Required task »
Retype the records below exactly as they appear, but leave out any pictures.
## START
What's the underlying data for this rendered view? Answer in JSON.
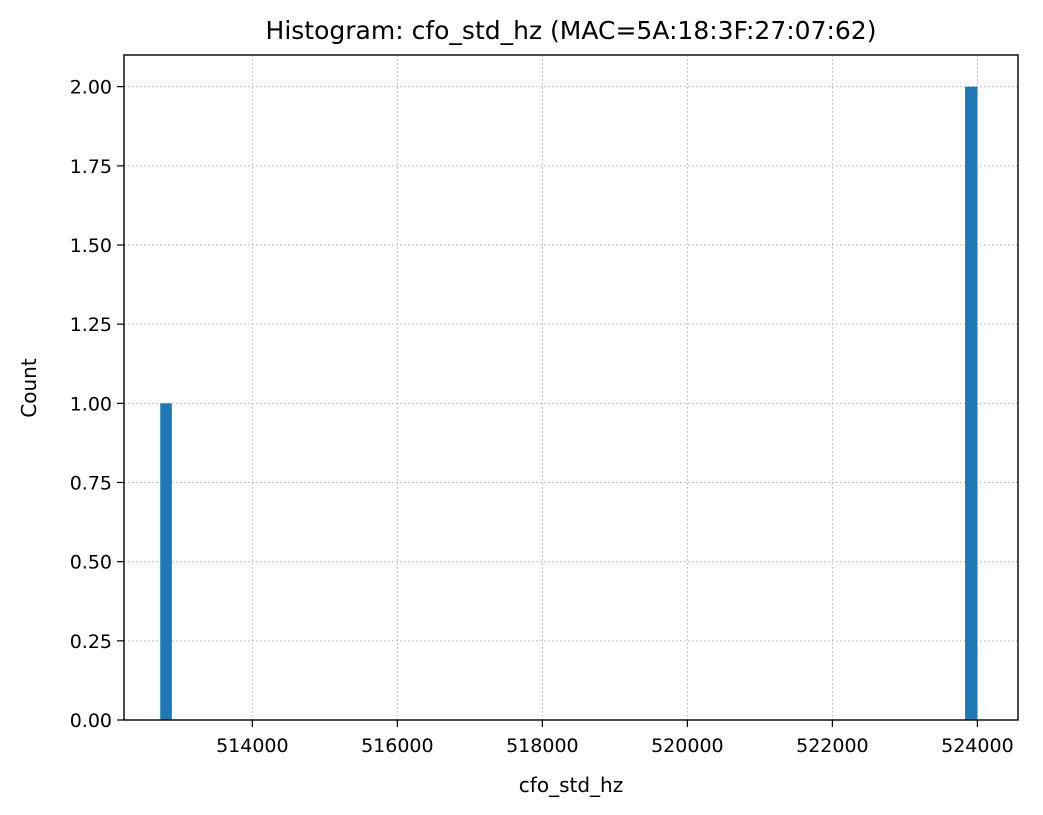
{
  "chart_data": {
    "type": "histogram",
    "title": "Histogram: cfo_std_hz (MAC=5A:18:3F:27:07:62)",
    "xlabel": "cfo_std_hz",
    "ylabel": "Count",
    "xlim": [
      512230,
      524560
    ],
    "ylim": [
      0,
      2.1
    ],
    "x_ticks": [
      514000,
      516000,
      518000,
      520000,
      522000,
      524000
    ],
    "x_tick_labels": [
      "514000",
      "516000",
      "518000",
      "520000",
      "522000",
      "524000"
    ],
    "y_ticks": [
      0,
      0.25,
      0.5,
      0.75,
      1.0,
      1.25,
      1.5,
      1.75,
      2.0
    ],
    "y_tick_labels": [
      "0.00",
      "0.25",
      "0.50",
      "0.75",
      "1.00",
      "1.25",
      "1.50",
      "1.75",
      "2.00"
    ],
    "grid": true,
    "bars": [
      {
        "x_start": 512730,
        "x_end": 512890,
        "count": 1
      },
      {
        "x_start": 523830,
        "x_end": 524000,
        "count": 2
      }
    ],
    "bar_color": "#1f77b4"
  }
}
## END
Written answer »
What's the underlying data for this rendered view? Answer in JSON.
{
  "chart_data": {
    "type": "histogram",
    "title": "Histogram: cfo_std_hz (MAC=5A:18:3F:27:07:62)",
    "xlabel": "cfo_std_hz",
    "ylabel": "Count",
    "xlim": [
      512230,
      524560
    ],
    "ylim": [
      0,
      2.1
    ],
    "x_ticks": [
      514000,
      516000,
      518000,
      520000,
      522000,
      524000
    ],
    "x_tick_labels": [
      "514000",
      "516000",
      "518000",
      "520000",
      "522000",
      "524000"
    ],
    "y_ticks": [
      0,
      0.25,
      0.5,
      0.75,
      1.0,
      1.25,
      1.5,
      1.75,
      2.0
    ],
    "y_tick_labels": [
      "0.00",
      "0.25",
      "0.50",
      "0.75",
      "1.00",
      "1.25",
      "1.50",
      "1.75",
      "2.00"
    ],
    "grid": true,
    "bars": [
      {
        "x_start": 512730,
        "x_end": 512890,
        "count": 1
      },
      {
        "x_start": 523830,
        "x_end": 524000,
        "count": 2
      }
    ],
    "bar_color": "#1f77b4"
  }
}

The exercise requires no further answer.